-- BEGIN MATERIAL FOR THIS EXERCISE --
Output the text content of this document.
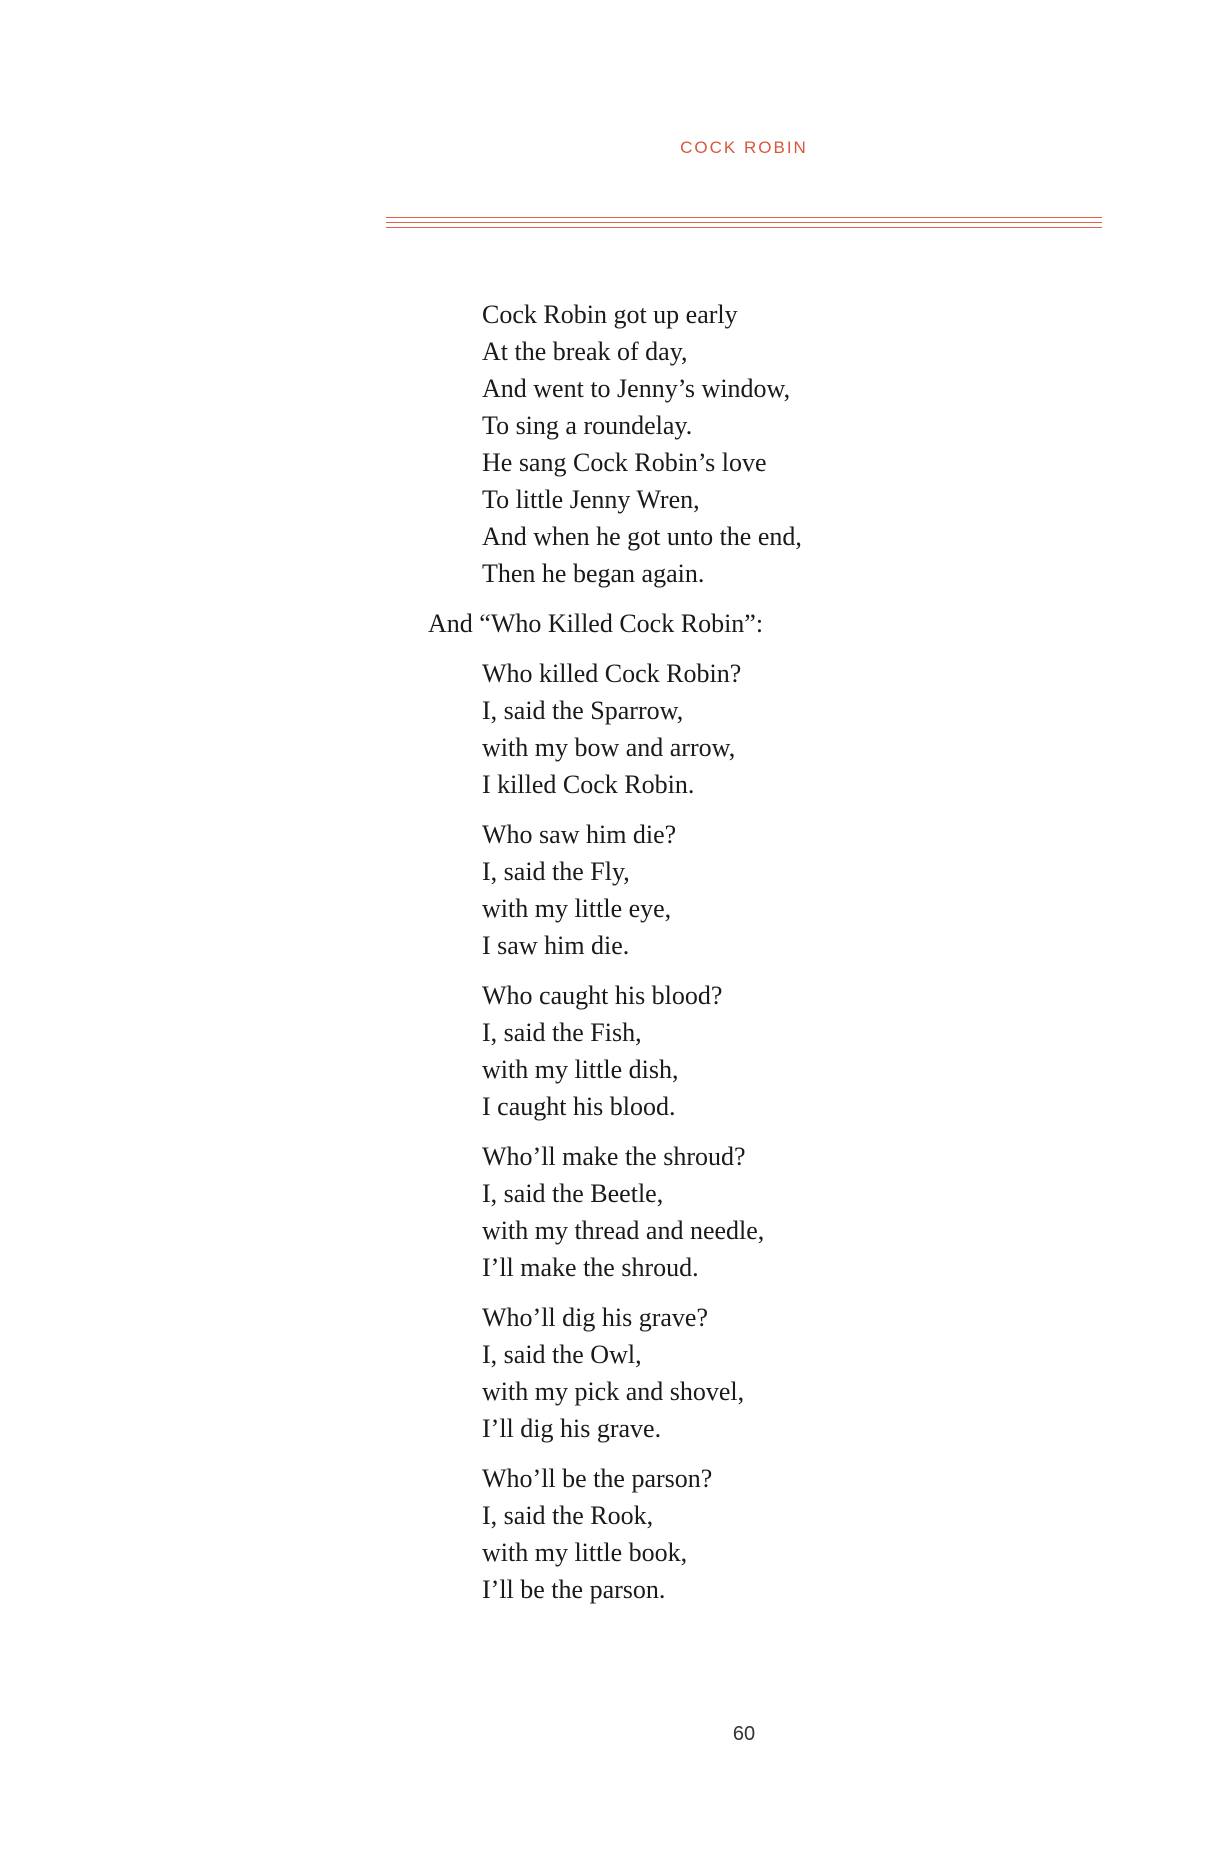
COCK ROBIN
Cock Robin got up early
At the break of day,
And went to Jenny’s window,
To sing a roundelay.
He sang Cock Robin’s love
To little Jenny Wren,
And when he got unto the end,
Then he began again.
And “Who Killed Cock Robin”:
Who killed Cock Robin?
I, said the Sparrow,
with my bow and arrow,
I killed Cock Robin.
Who saw him die?
I, said the Fly,
with my little eye,
I saw him die.
Who caught his blood?
I, said the Fish,
with my little dish,
I caught his blood.
Who’ll make the shroud?
I, said the Beetle,
with my thread and needle,
I’ll make the shroud.
Who’ll dig his grave?
I, said the Owl,
with my pick and shovel,
I’ll dig his grave.
Who’ll be the parson?
I, said the Rook,
with my little book,
I’ll be the parson.
60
-- END MATERIAL FOR THIS EXERCISE --
## TASK
Track down every line with the word "grave" and copy it.

## FINAL ANSWER
Who’ll dig his grave?
I’ll dig his grave.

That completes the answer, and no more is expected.